▶ What you are asked to do:
Say how many lines contain "Security", using only the number.
**** Exercise materials ****
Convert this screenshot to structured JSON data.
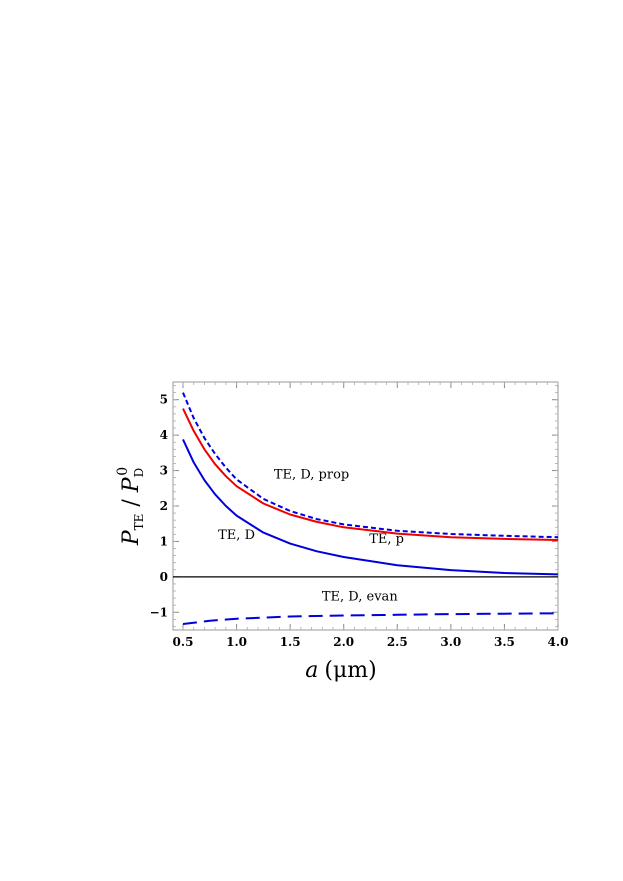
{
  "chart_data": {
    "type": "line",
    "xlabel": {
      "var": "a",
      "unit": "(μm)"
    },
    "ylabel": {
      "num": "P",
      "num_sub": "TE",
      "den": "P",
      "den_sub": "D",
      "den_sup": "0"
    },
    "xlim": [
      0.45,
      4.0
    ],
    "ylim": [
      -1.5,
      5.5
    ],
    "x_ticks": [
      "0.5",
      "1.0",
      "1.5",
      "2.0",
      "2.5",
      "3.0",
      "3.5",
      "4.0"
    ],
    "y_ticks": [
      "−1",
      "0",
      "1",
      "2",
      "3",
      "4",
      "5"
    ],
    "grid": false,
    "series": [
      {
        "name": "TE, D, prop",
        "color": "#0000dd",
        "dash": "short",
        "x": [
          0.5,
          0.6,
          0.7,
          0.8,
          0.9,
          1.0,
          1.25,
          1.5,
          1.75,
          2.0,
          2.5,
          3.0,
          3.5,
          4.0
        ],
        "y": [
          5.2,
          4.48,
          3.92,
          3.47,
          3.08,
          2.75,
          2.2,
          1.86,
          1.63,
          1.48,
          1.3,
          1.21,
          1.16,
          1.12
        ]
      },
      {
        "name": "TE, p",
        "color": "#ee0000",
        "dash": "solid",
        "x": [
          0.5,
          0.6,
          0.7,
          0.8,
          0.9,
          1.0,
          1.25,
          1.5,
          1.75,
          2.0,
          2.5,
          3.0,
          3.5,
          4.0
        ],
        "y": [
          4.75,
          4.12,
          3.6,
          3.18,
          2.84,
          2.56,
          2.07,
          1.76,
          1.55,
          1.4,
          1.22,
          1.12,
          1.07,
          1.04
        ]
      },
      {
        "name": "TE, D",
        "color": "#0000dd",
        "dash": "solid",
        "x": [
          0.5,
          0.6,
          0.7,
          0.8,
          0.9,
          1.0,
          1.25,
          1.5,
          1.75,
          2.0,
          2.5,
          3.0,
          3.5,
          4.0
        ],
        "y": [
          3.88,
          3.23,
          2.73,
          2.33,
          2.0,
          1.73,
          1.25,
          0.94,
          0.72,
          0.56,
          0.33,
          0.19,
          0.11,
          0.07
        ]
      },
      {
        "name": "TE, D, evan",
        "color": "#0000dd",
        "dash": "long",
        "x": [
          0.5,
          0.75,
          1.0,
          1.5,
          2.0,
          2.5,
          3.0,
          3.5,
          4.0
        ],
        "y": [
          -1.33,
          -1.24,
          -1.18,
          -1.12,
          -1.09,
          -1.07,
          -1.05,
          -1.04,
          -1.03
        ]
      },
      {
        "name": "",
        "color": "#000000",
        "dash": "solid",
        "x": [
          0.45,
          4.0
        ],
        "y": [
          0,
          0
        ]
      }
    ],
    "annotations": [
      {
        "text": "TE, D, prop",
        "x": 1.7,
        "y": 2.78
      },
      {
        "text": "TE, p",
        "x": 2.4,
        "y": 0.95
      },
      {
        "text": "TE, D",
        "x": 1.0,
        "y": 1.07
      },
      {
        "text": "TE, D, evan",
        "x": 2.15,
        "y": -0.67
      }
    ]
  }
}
****
**** Exercise materials ****
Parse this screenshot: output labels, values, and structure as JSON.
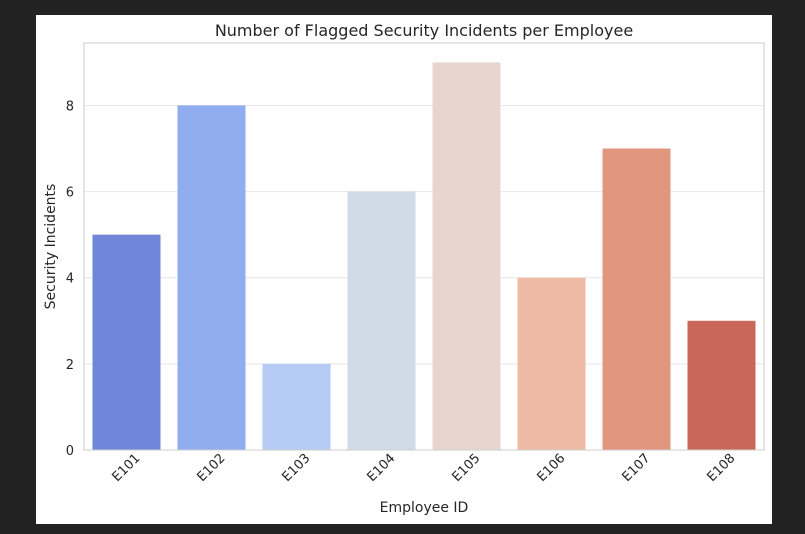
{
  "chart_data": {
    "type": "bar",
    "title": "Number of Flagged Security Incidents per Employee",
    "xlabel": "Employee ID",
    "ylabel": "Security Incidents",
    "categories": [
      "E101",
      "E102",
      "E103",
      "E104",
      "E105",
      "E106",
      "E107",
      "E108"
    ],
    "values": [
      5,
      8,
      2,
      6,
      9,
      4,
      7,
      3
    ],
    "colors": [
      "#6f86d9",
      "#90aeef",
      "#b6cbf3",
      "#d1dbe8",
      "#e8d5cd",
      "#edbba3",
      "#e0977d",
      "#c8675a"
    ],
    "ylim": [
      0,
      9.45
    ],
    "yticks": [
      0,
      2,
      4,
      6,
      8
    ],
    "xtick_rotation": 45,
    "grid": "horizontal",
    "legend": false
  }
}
****
▶ Completed task:
2